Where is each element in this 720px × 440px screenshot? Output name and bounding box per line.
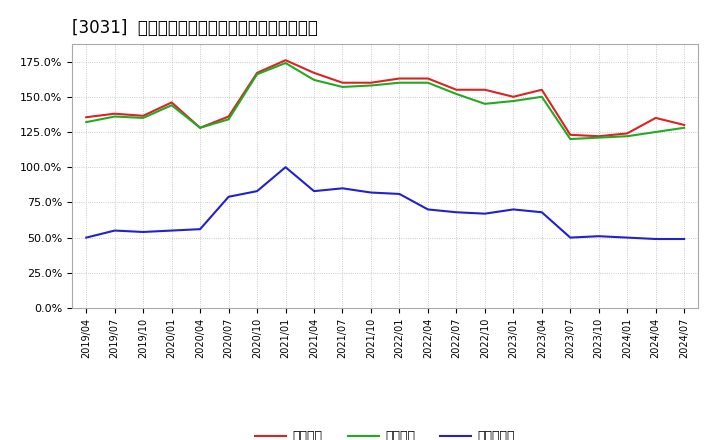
Legend: 流動比率, 当座比率, 現預金比率: 流動比率, 当座比率, 現預金比率 bbox=[251, 425, 521, 440]
流動比率 bbox=[423, 76, 432, 81]
Text: [3031]  流動比率、当座比率、現預金比率の推移: [3031] 流動比率、当座比率、現預金比率の推移 bbox=[72, 19, 318, 37]
流動比率 bbox=[509, 94, 518, 99]
現預金比率 bbox=[139, 229, 148, 235]
現預金比率 bbox=[110, 228, 119, 233]
流動比率 bbox=[652, 115, 660, 121]
流動比率 bbox=[452, 87, 461, 92]
現預金比率 bbox=[652, 236, 660, 242]
流動比率 bbox=[395, 76, 404, 81]
現預金比率 bbox=[480, 211, 489, 216]
流動比率 bbox=[139, 113, 148, 118]
当座比率 bbox=[623, 134, 631, 139]
流動比率 bbox=[282, 58, 290, 63]
当座比率 bbox=[167, 103, 176, 108]
流動比率 bbox=[595, 134, 603, 139]
流動比率 bbox=[680, 122, 688, 128]
現預金比率 bbox=[680, 236, 688, 242]
現預金比率 bbox=[338, 186, 347, 191]
当座比率 bbox=[310, 77, 318, 83]
当座比率 bbox=[537, 94, 546, 99]
現預金比率 bbox=[366, 190, 375, 195]
当座比率 bbox=[566, 136, 575, 142]
流動比率 bbox=[366, 80, 375, 85]
当座比率 bbox=[480, 101, 489, 106]
当座比率 bbox=[423, 80, 432, 85]
当座比率 bbox=[82, 120, 91, 125]
流動比率 bbox=[196, 125, 204, 130]
当座比率 bbox=[680, 125, 688, 130]
流動比率 bbox=[225, 114, 233, 119]
Line: 現預金比率: 現預金比率 bbox=[86, 167, 684, 239]
現預金比率 bbox=[282, 165, 290, 170]
流動比率 bbox=[623, 131, 631, 136]
現預金比率 bbox=[423, 207, 432, 212]
流動比率 bbox=[480, 87, 489, 92]
現預金比率 bbox=[395, 191, 404, 197]
現預金比率 bbox=[452, 209, 461, 215]
当座比率 bbox=[110, 114, 119, 119]
流動比率 bbox=[253, 70, 261, 76]
現預金比率 bbox=[167, 228, 176, 233]
流動比率 bbox=[167, 100, 176, 105]
現預金比率 bbox=[225, 194, 233, 199]
現預金比率 bbox=[253, 188, 261, 194]
流動比率 bbox=[82, 114, 91, 120]
現預金比率 bbox=[196, 227, 204, 232]
当座比率 bbox=[338, 84, 347, 90]
当座比率 bbox=[509, 99, 518, 104]
流動比率 bbox=[566, 132, 575, 137]
当座比率 bbox=[595, 135, 603, 140]
現預金比率 bbox=[537, 209, 546, 215]
当座比率 bbox=[652, 129, 660, 135]
当座比率 bbox=[366, 83, 375, 88]
現預金比率 bbox=[623, 235, 631, 240]
現預金比率 bbox=[509, 207, 518, 212]
流動比率 bbox=[310, 70, 318, 76]
当座比率 bbox=[395, 80, 404, 85]
当座比率 bbox=[253, 72, 261, 77]
Line: 当座比率: 当座比率 bbox=[86, 63, 684, 139]
流動比率 bbox=[338, 80, 347, 85]
当座比率 bbox=[282, 60, 290, 66]
Line: 流動比率: 流動比率 bbox=[86, 60, 684, 136]
当座比率 bbox=[452, 92, 461, 97]
当座比率 bbox=[196, 125, 204, 130]
当座比率 bbox=[139, 115, 148, 121]
当座比率 bbox=[225, 117, 233, 122]
流動比率 bbox=[537, 87, 546, 92]
流動比率 bbox=[110, 111, 119, 116]
現預金比率 bbox=[566, 235, 575, 240]
現預金比率 bbox=[82, 235, 91, 240]
現預金比率 bbox=[595, 234, 603, 239]
現預金比率 bbox=[310, 188, 318, 194]
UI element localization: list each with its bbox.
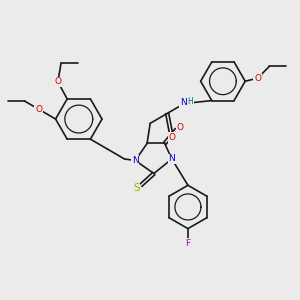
Text: H: H (187, 97, 193, 106)
Text: O: O (254, 74, 261, 83)
Text: F: F (185, 239, 190, 248)
Text: O: O (169, 133, 176, 142)
Text: O: O (35, 105, 42, 114)
Text: N: N (180, 98, 187, 107)
Text: O: O (177, 123, 184, 132)
Text: N: N (169, 154, 175, 164)
Text: N: N (132, 156, 139, 165)
Text: S: S (133, 183, 140, 194)
Text: O: O (54, 77, 61, 86)
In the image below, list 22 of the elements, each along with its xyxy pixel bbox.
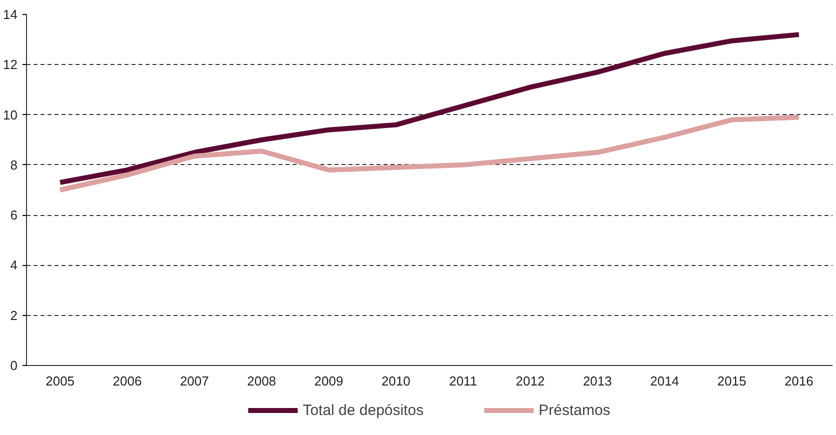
x-tick-label: 2015 bbox=[717, 374, 746, 388]
legend-label: Total de depósitos bbox=[302, 402, 424, 418]
x-tick-label: 2010 bbox=[381, 374, 410, 388]
y-tick-label: 2 bbox=[10, 308, 18, 323]
x-tick-label: 2008 bbox=[247, 374, 276, 388]
y-tick-label: 14 bbox=[3, 7, 18, 22]
y-tick-label: 4 bbox=[10, 258, 18, 273]
legend-label: Préstamos bbox=[538, 402, 610, 418]
y-tick-label: 6 bbox=[10, 208, 18, 223]
x-tick-label: 2007 bbox=[180, 374, 209, 388]
y-tick-label: 8 bbox=[10, 157, 18, 172]
x-tick-label: 2016 bbox=[784, 374, 814, 388]
x-tick-label: 2012 bbox=[516, 374, 545, 388]
x-tick-label: 2005 bbox=[46, 374, 75, 388]
x-tick-label: 2011 bbox=[449, 374, 478, 388]
x-tick-label: 2009 bbox=[314, 374, 344, 388]
x-tick-label: 2014 bbox=[650, 374, 680, 388]
x-tick-label: 2006 bbox=[112, 374, 142, 388]
y-tick-label: 12 bbox=[3, 57, 18, 72]
x-tick-label: 2013 bbox=[582, 374, 612, 388]
y-tick-label: 10 bbox=[3, 107, 18, 122]
y-tick-label: 0 bbox=[10, 358, 18, 373]
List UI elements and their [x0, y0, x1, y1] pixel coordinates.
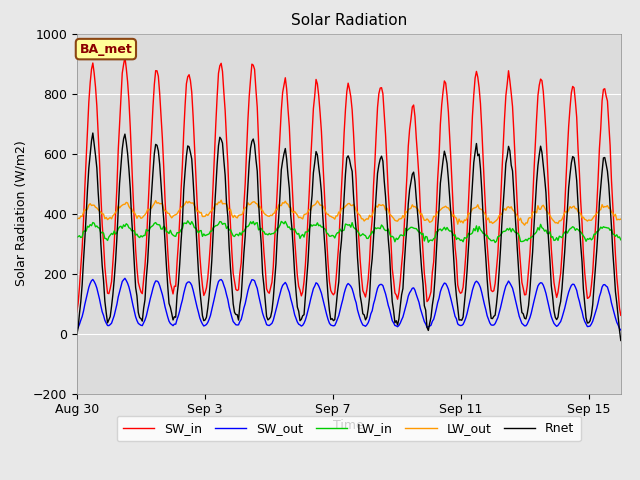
LW_out: [73, 216, 81, 222]
LW_in: [617, 237, 625, 243]
Line: Rnet: Rnet: [77, 133, 621, 340]
Text: BA_met: BA_met: [79, 43, 132, 56]
Rnet: [376, 156, 384, 162]
SW_in: [563, 148, 571, 154]
Line: LW_out: LW_out: [77, 200, 621, 225]
Line: LW_in: LW_in: [77, 221, 621, 242]
SW_out: [237, 317, 245, 323]
SW_in: [256, 168, 264, 174]
Rnet: [617, 337, 625, 343]
SW_out: [563, 294, 571, 300]
LW_out: [376, 203, 384, 208]
Rnet: [73, 332, 81, 337]
LW_out: [218, 197, 225, 203]
LW_in: [472, 223, 480, 229]
LW_out: [472, 204, 480, 210]
LW_out: [565, 207, 573, 213]
Rnet: [563, 208, 571, 214]
Line: SW_out: SW_out: [77, 278, 621, 330]
SW_in: [237, 260, 245, 266]
SW_in: [73, 309, 81, 315]
SW_out: [376, 282, 384, 288]
SW_in: [617, 312, 625, 318]
LW_in: [456, 238, 464, 243]
SW_out: [73, 326, 81, 332]
Title: Solar Radiation: Solar Radiation: [291, 13, 407, 28]
Rnet: [237, 294, 245, 300]
X-axis label: Time: Time: [333, 419, 364, 432]
LW_out: [237, 212, 245, 217]
LW_in: [73, 235, 81, 240]
LW_in: [256, 226, 264, 232]
SW_out: [456, 323, 464, 328]
Rnet: [256, 223, 264, 228]
LW_in: [565, 228, 573, 233]
SW_in: [121, 54, 129, 60]
LW_out: [617, 216, 625, 222]
SW_out: [256, 298, 264, 304]
Rnet: [472, 141, 480, 146]
LW_in: [184, 218, 191, 224]
LW_out: [521, 222, 529, 228]
SW_out: [617, 327, 625, 333]
Rnet: [89, 130, 97, 136]
LW_out: [456, 219, 464, 225]
Legend: SW_in, SW_out, LW_in, LW_out, Rnet: SW_in, SW_out, LW_in, LW_out, Rnet: [117, 416, 580, 441]
SW_out: [472, 278, 480, 284]
Line: SW_in: SW_in: [77, 57, 621, 315]
SW_out: [121, 276, 129, 281]
LW_in: [376, 226, 384, 231]
Y-axis label: Solar Radiation (W/m2): Solar Radiation (W/m2): [14, 141, 27, 287]
SW_in: [472, 69, 480, 74]
LW_out: [256, 204, 264, 209]
LW_in: [492, 240, 499, 245]
SW_in: [376, 85, 384, 91]
SW_in: [456, 290, 464, 296]
LW_in: [237, 232, 245, 238]
Rnet: [456, 317, 464, 323]
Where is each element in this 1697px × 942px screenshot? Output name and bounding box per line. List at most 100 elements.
════════
▶ [EXERCISE PROMPT]: In the records, take the lines between the ones holding "Legend: 流動比率, 当座比率, 現預金比率: 流動比率, 当座比率, 現預金比率" and "当座比率 bbox=[82, 120, 91, 125]", inclusive, and change each "bbox" in them to "box". Return only those lines, with nothing else altered.

▶ [REPLY]:
Legend: 流動比率, 当座比率, 現預金比率: 流動比率, 当座比率, 現預金比率 box=[251, 425, 521, 440]
流動比率 box=[423, 76, 432, 81]
Text: [3031]  流動比率、当座比率、現預金比率の推移: [3031] 流動比率、当座比率、現預金比率の推移 box=[72, 19, 318, 37]
流動比率 box=[509, 94, 518, 99]
現預金比率 box=[139, 229, 148, 235]
現預金比率 box=[110, 228, 119, 233]
流動比率 box=[652, 115, 660, 121]
流動比率 box=[452, 87, 461, 92]
現預金比率 box=[652, 236, 660, 242]
流動比率 box=[395, 76, 404, 81]
現預金比率 box=[480, 211, 489, 216]
流動比率 box=[139, 113, 148, 118]
当座比率 box=[623, 134, 631, 139]
流動比率 box=[282, 58, 290, 63]
当座比率 box=[167, 103, 176, 108]
流動比率 box=[595, 134, 603, 139]
流動比率 box=[680, 122, 688, 128]
現預金比率 box=[680, 236, 688, 242]
現預金比率 box=[338, 186, 347, 191]
当座比率 box=[310, 77, 318, 83]
当座比率 box=[537, 94, 546, 99]
現預金比率 box=[366, 190, 375, 195]
当座比率 box=[566, 136, 575, 142]
流動比率 box=[366, 80, 375, 85]
当座比率 box=[480, 101, 489, 106]
当座比率 box=[423, 80, 432, 85]
当座比率 box=[82, 120, 91, 125]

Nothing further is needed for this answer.